SET EXERCISE: Skip the images and copy each record exactly as written.

MATERIAL PROVIDED:
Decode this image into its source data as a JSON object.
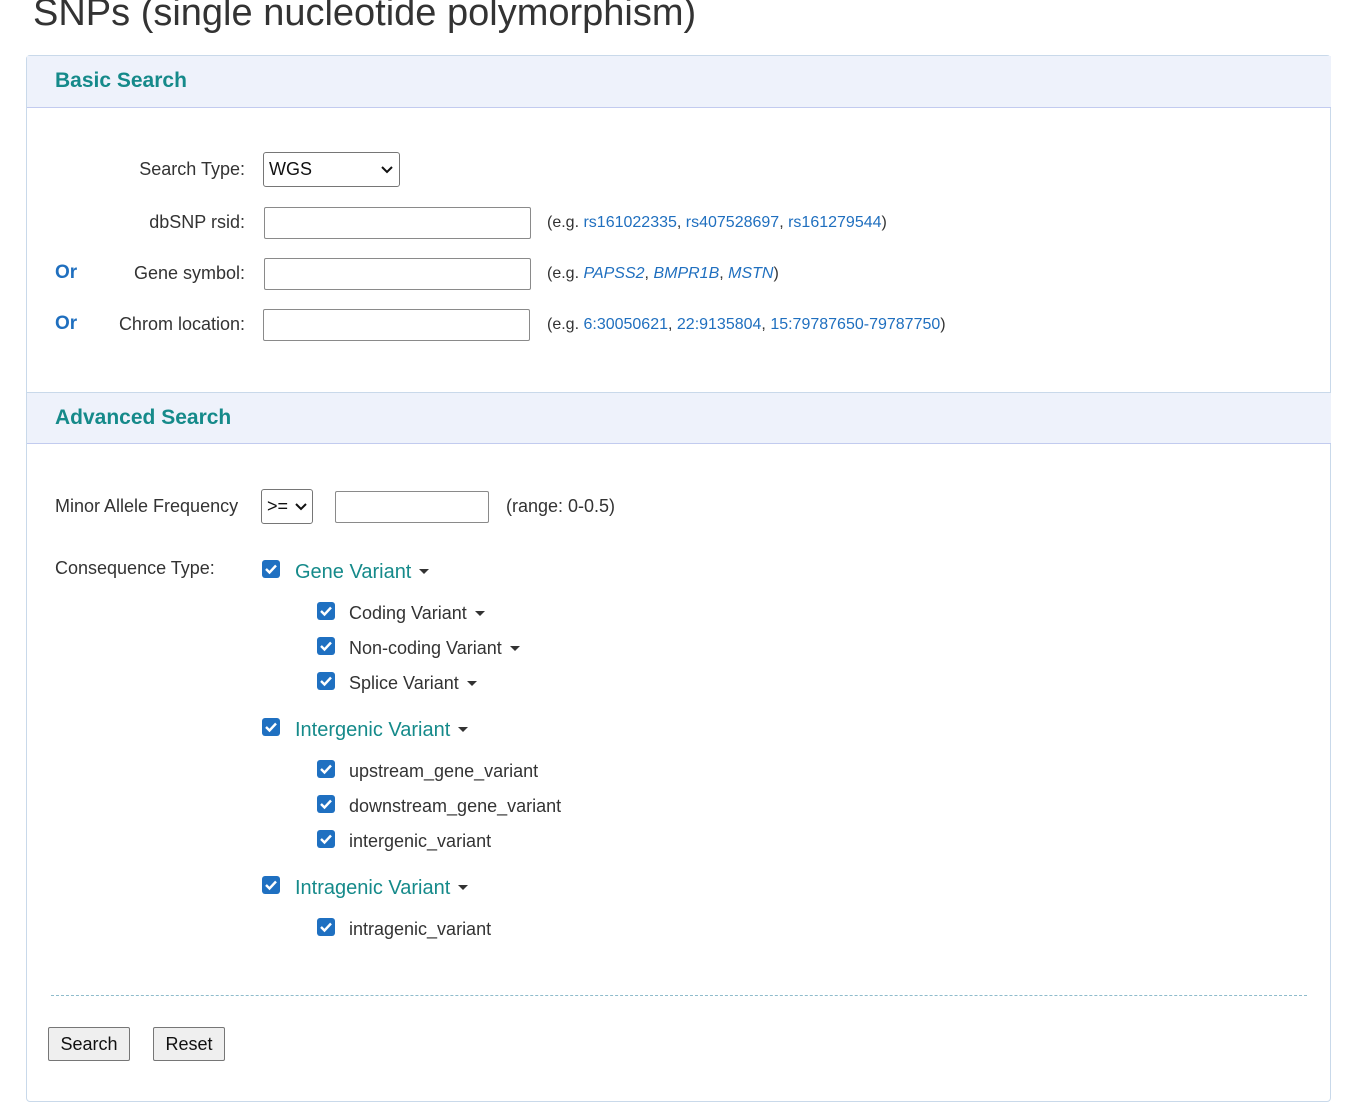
{
  "page": {
    "title": "SNPs (single nucleotide polymorphism)"
  },
  "basic": {
    "heading": "Basic Search",
    "search_type_label": "Search Type:",
    "search_type_value": "WGS",
    "rsid_label": "dbSNP rsid:",
    "rsid_value": "",
    "rsid_hint_prefix": "(e.g. ",
    "rsid_examples": [
      "rs161022335",
      "rs407528697",
      "rs161279544"
    ],
    "gene_or": "Or",
    "gene_label": "Gene symbol:",
    "gene_value": "",
    "gene_hint_prefix": "(e.g. ",
    "gene_examples": [
      "PAPSS2",
      "BMPR1B",
      "MSTN"
    ],
    "chrom_or": "Or",
    "chrom_label": "Chrom location:",
    "chrom_value": "",
    "chrom_hint_prefix": "(e.g. ",
    "chrom_examples": [
      "6:30050621",
      "22:9135804",
      "15:79787650-79787750"
    ],
    "hint_sep": ", ",
    "hint_suffix": ")"
  },
  "advanced": {
    "heading": "Advanced Search",
    "maf_label": "Minor Allele Frequency",
    "maf_operator": ">=",
    "maf_value": "",
    "maf_range": "(range: 0-0.5)",
    "consequence_label": "Consequence Type:",
    "groups": [
      {
        "label": "Gene Variant",
        "checked": true,
        "items": [
          {
            "label": "Coding Variant",
            "checked": true,
            "expandable": true
          },
          {
            "label": "Non-coding Variant",
            "checked": true,
            "expandable": true
          },
          {
            "label": "Splice Variant",
            "checked": true,
            "expandable": true
          }
        ]
      },
      {
        "label": "Intergenic Variant",
        "checked": true,
        "items": [
          {
            "label": "upstream_gene_variant",
            "checked": true,
            "expandable": false
          },
          {
            "label": "downstream_gene_variant",
            "checked": true,
            "expandable": false
          },
          {
            "label": "intergenic_variant",
            "checked": true,
            "expandable": false
          }
        ]
      },
      {
        "label": "Intragenic Variant",
        "checked": true,
        "items": [
          {
            "label": "intragenic_variant",
            "checked": true,
            "expandable": false
          }
        ]
      }
    ]
  },
  "actions": {
    "search_label": "Search",
    "reset_label": "Reset"
  },
  "colors": {
    "accent_teal": "#158a8a",
    "link_blue": "#1f6fbf",
    "checkbox_blue": "#1f70c1",
    "header_bg": "#eef2fb"
  }
}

THE ANSWER:
Decode this image into its source data as a JSON object.
{
  "page": {
    "title": "SNPs (single nucleotide polymorphism)"
  },
  "basic": {
    "heading": "Basic Search",
    "search_type_label": "Search Type:",
    "search_type_value": "WGS",
    "rsid_label": "dbSNP rsid:",
    "rsid_value": "",
    "rsid_hint_prefix": "(e.g. ",
    "rsid_examples": [
      "rs161022335",
      "rs407528697",
      "rs161279544"
    ],
    "gene_or": "Or",
    "gene_label": "Gene symbol:",
    "gene_value": "",
    "gene_hint_prefix": "(e.g. ",
    "gene_examples": [
      "PAPSS2",
      "BMPR1B",
      "MSTN"
    ],
    "chrom_or": "Or",
    "chrom_label": "Chrom location:",
    "chrom_value": "",
    "chrom_hint_prefix": "(e.g. ",
    "chrom_examples": [
      "6:30050621",
      "22:9135804",
      "15:79787650-79787750"
    ],
    "hint_sep": ", ",
    "hint_suffix": ")"
  },
  "advanced": {
    "heading": "Advanced Search",
    "maf_label": "Minor Allele Frequency",
    "maf_operator": ">=",
    "maf_value": "",
    "maf_range": "(range: 0-0.5)",
    "consequence_label": "Consequence Type:",
    "groups": [
      {
        "label": "Gene Variant",
        "checked": true,
        "items": [
          {
            "label": "Coding Variant",
            "checked": true,
            "expandable": true
          },
          {
            "label": "Non-coding Variant",
            "checked": true,
            "expandable": true
          },
          {
            "label": "Splice Variant",
            "checked": true,
            "expandable": true
          }
        ]
      },
      {
        "label": "Intergenic Variant",
        "checked": true,
        "items": [
          {
            "label": "upstream_gene_variant",
            "checked": true,
            "expandable": false
          },
          {
            "label": "downstream_gene_variant",
            "checked": true,
            "expandable": false
          },
          {
            "label": "intergenic_variant",
            "checked": true,
            "expandable": false
          }
        ]
      },
      {
        "label": "Intragenic Variant",
        "checked": true,
        "items": [
          {
            "label": "intragenic_variant",
            "checked": true,
            "expandable": false
          }
        ]
      }
    ]
  },
  "actions": {
    "search_label": "Search",
    "reset_label": "Reset"
  },
  "colors": {
    "accent_teal": "#158a8a",
    "link_blue": "#1f6fbf",
    "checkbox_blue": "#1f70c1",
    "header_bg": "#eef2fb"
  }
}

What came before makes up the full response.